## WHAT THE TASK REQUIRES
Could you write out the records below exactly as they appear, leaving out any pictures?

──────────────────────────────

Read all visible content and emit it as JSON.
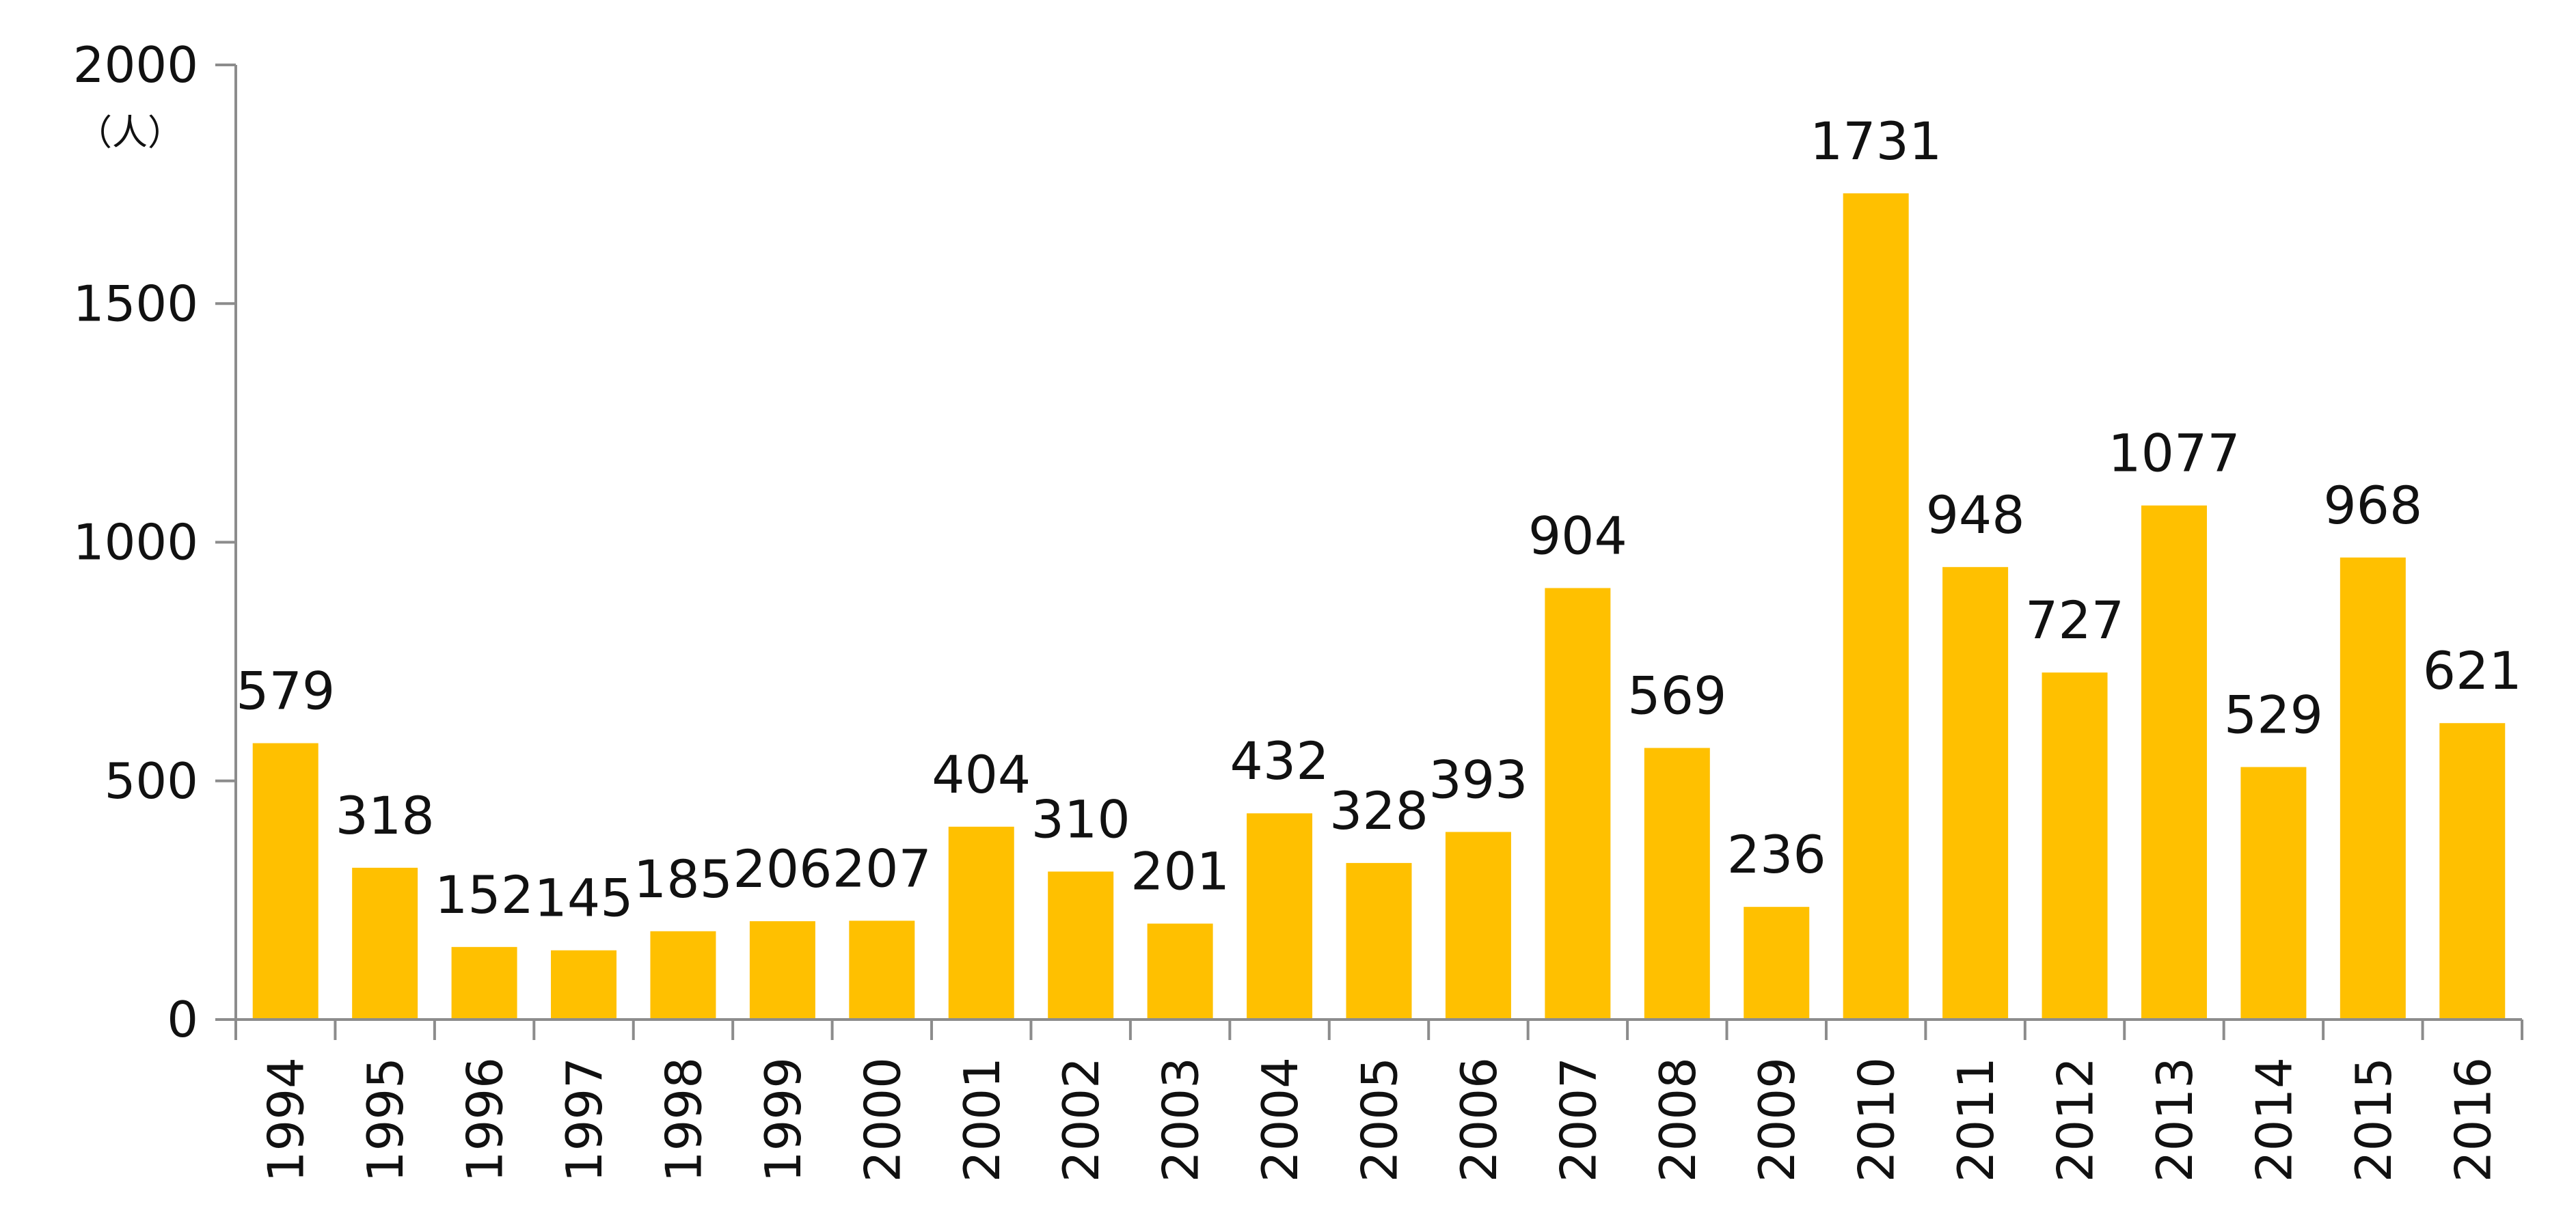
{
  "chart_data": {
    "type": "bar",
    "categories": [
      "1994",
      "1995",
      "1996",
      "1997",
      "1998",
      "1999",
      "2000",
      "2001",
      "2002",
      "2003",
      "2004",
      "2005",
      "2006",
      "2007",
      "2008",
      "2009",
      "2010",
      "2011",
      "2012",
      "2013",
      "2014",
      "2015",
      "2016"
    ],
    "values": [
      579,
      318,
      152,
      145,
      185,
      206,
      207,
      404,
      310,
      201,
      432,
      328,
      393,
      904,
      569,
      236,
      1731,
      948,
      727,
      1077,
      529,
      968,
      621
    ],
    "data_labels": [
      "579",
      "318",
      "152",
      "145",
      "185",
      "206",
      "207",
      "404",
      "310",
      "201",
      "432",
      "328",
      "393",
      "904",
      "569",
      "236",
      "1731",
      "948",
      "727",
      "1077",
      "529",
      "968",
      "621"
    ],
    "ylim": [
      0,
      2000
    ],
    "yticks": [
      0,
      500,
      1000,
      1500,
      2000
    ],
    "ytick_labels": [
      "0",
      "500",
      "1000",
      "1500",
      "2000"
    ],
    "y_unit": "（人）",
    "title": "",
    "xlabel": "",
    "ylabel": "",
    "grid": false,
    "legend": "none",
    "bar_color": "#FFC000"
  }
}
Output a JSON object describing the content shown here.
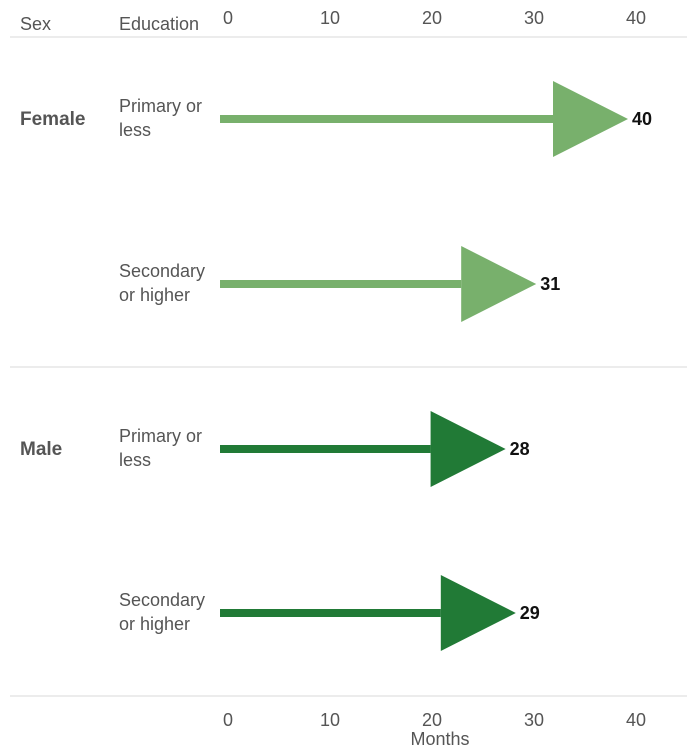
{
  "chart_data": {
    "type": "bar",
    "headers": {
      "sex": "Sex",
      "education": "Education"
    },
    "x_ticks": [
      0,
      10,
      20,
      30,
      40
    ],
    "xlim": [
      0,
      45
    ],
    "xlabel": "Months",
    "groups": [
      {
        "label": "Female",
        "color": "#78b06c",
        "rows": [
          {
            "education": [
              "Primary or",
              "less"
            ],
            "value": 40
          },
          {
            "education": [
              "Secondary",
              "or higher"
            ],
            "value": 31
          }
        ]
      },
      {
        "label": "Male",
        "color": "#217a36",
        "rows": [
          {
            "education": [
              "Primary or",
              "less"
            ],
            "value": 28
          },
          {
            "education": [
              "Secondary",
              "or higher"
            ],
            "value": 29
          }
        ]
      }
    ]
  }
}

──────────────────────────────

## EXERCISE SOLUTION
Read all visible content and emit it as JSON.
{
  "chart_data": {
    "type": "bar",
    "categories": [
      "1994",
      "1995",
      "1996",
      "1997",
      "1998",
      "1999",
      "2000",
      "2001",
      "2002",
      "2003",
      "2004",
      "2005",
      "2006",
      "2007",
      "2008",
      "2009",
      "2010",
      "2011",
      "2012",
      "2013",
      "2014",
      "2015",
      "2016"
    ],
    "values": [
      579,
      318,
      152,
      145,
      185,
      206,
      207,
      404,
      310,
      201,
      432,
      328,
      393,
      904,
      569,
      236,
      1731,
      948,
      727,
      1077,
      529,
      968,
      621
    ],
    "data_labels": [
      "579",
      "318",
      "152",
      "145",
      "185",
      "206",
      "207",
      "404",
      "310",
      "201",
      "432",
      "328",
      "393",
      "904",
      "569",
      "236",
      "1731",
      "948",
      "727",
      "1077",
      "529",
      "968",
      "621"
    ],
    "ylim": [
      0,
      2000
    ],
    "yticks": [
      0,
      500,
      1000,
      1500,
      2000
    ],
    "ytick_labels": [
      "0",
      "500",
      "1000",
      "1500",
      "2000"
    ],
    "y_unit": "（人）",
    "title": "",
    "xlabel": "",
    "ylabel": "",
    "grid": false,
    "legend": "none",
    "bar_color": "#FFC000"
  }
}
Output a JSON object describing the content shown here.
{
  "chart_data": {
    "type": "bar",
    "headers": {
      "sex": "Sex",
      "education": "Education"
    },
    "x_ticks": [
      0,
      10,
      20,
      30,
      40
    ],
    "xlim": [
      0,
      45
    ],
    "xlabel": "Months",
    "groups": [
      {
        "label": "Female",
        "color": "#78b06c",
        "rows": [
          {
            "education": [
              "Primary or",
              "less"
            ],
            "value": 40
          },
          {
            "education": [
              "Secondary",
              "or higher"
            ],
            "value": 31
          }
        ]
      },
      {
        "label": "Male",
        "color": "#217a36",
        "rows": [
          {
            "education": [
              "Primary or",
              "less"
            ],
            "value": 28
          },
          {
            "education": [
              "Secondary",
              "or higher"
            ],
            "value": 29
          }
        ]
      }
    ]
  }
}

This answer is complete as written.